[Task statement]: Leave out the pictures and transcribe the rest of the records exactly.

[Provided data]:
-- begin --
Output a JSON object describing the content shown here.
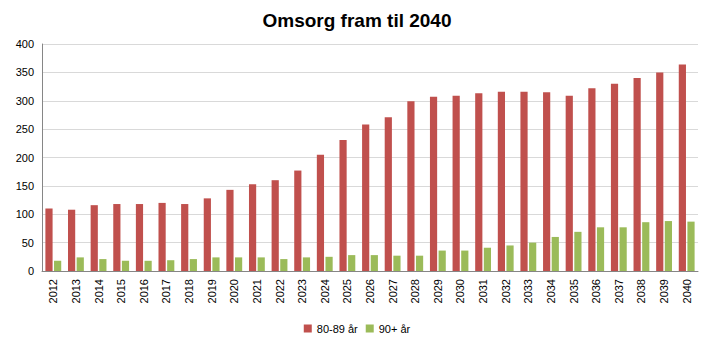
{
  "chart_data": {
    "type": "bar",
    "title": "Omsorg fram til 2040",
    "categories": [
      "2012",
      "2013",
      "2014",
      "2015",
      "2016",
      "2017",
      "2018",
      "2019",
      "2020",
      "2021",
      "2022",
      "2023",
      "2024",
      "2025",
      "2026",
      "2027",
      "2028",
      "2029",
      "2030",
      "2031",
      "2032",
      "2033",
      "2034",
      "2035",
      "2036",
      "2037",
      "2038",
      "2039",
      "2040"
    ],
    "series": [
      {
        "name": "80-89 år",
        "color": "#c0504d",
        "values": [
          110,
          108,
          116,
          118,
          118,
          120,
          118,
          128,
          143,
          153,
          160,
          177,
          205,
          231,
          258,
          271,
          299,
          307,
          309,
          313,
          316,
          316,
          315,
          309,
          322,
          330,
          340,
          350,
          364
        ]
      },
      {
        "name": "90+ år",
        "color": "#9bbb59",
        "values": [
          18,
          24,
          21,
          18,
          18,
          19,
          21,
          24,
          24,
          24,
          21,
          24,
          25,
          28,
          28,
          27,
          27,
          36,
          36,
          41,
          45,
          50,
          60,
          69,
          77,
          77,
          86,
          88,
          87
        ]
      }
    ],
    "ylim": [
      0,
      400
    ],
    "yticks": [
      0,
      50,
      100,
      150,
      200,
      250,
      300,
      350,
      400
    ],
    "grid": true,
    "legend": "bottom"
  }
}
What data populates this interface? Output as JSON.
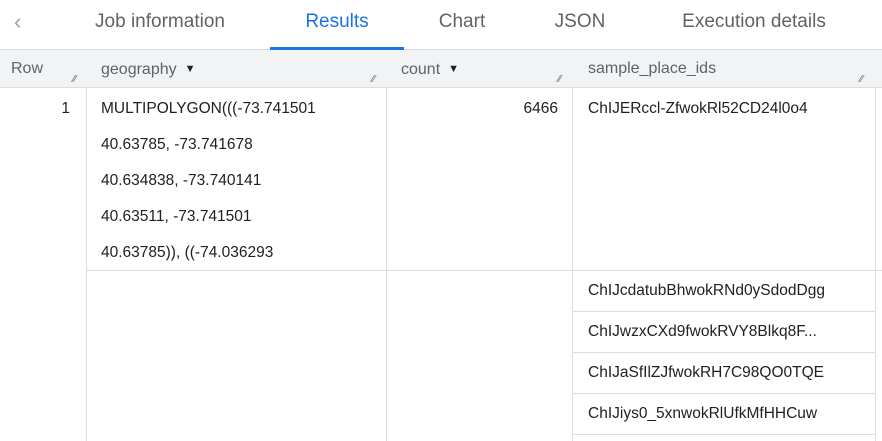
-- end --
[Task response]:
Output a JSON object describing the content shown here.
{
  "chart_data": {
    "type": "bar",
    "title": "Omsorg fram til 2040",
    "categories": [
      "2012",
      "2013",
      "2014",
      "2015",
      "2016",
      "2017",
      "2018",
      "2019",
      "2020",
      "2021",
      "2022",
      "2023",
      "2024",
      "2025",
      "2026",
      "2027",
      "2028",
      "2029",
      "2030",
      "2031",
      "2032",
      "2033",
      "2034",
      "2035",
      "2036",
      "2037",
      "2038",
      "2039",
      "2040"
    ],
    "series": [
      {
        "name": "80-89 år",
        "color": "#c0504d",
        "values": [
          110,
          108,
          116,
          118,
          118,
          120,
          118,
          128,
          143,
          153,
          160,
          177,
          205,
          231,
          258,
          271,
          299,
          307,
          309,
          313,
          316,
          316,
          315,
          309,
          322,
          330,
          340,
          350,
          364
        ]
      },
      {
        "name": "90+ år",
        "color": "#9bbb59",
        "values": [
          18,
          24,
          21,
          18,
          18,
          19,
          21,
          24,
          24,
          24,
          21,
          24,
          25,
          28,
          28,
          27,
          27,
          36,
          36,
          41,
          45,
          50,
          60,
          69,
          77,
          77,
          86,
          88,
          87
        ]
      }
    ],
    "ylim": [
      0,
      400
    ],
    "yticks": [
      0,
      50,
      100,
      150,
      200,
      250,
      300,
      350,
      400
    ],
    "grid": true,
    "legend": "bottom"
  }
}
What data populates this interface? Output as JSON.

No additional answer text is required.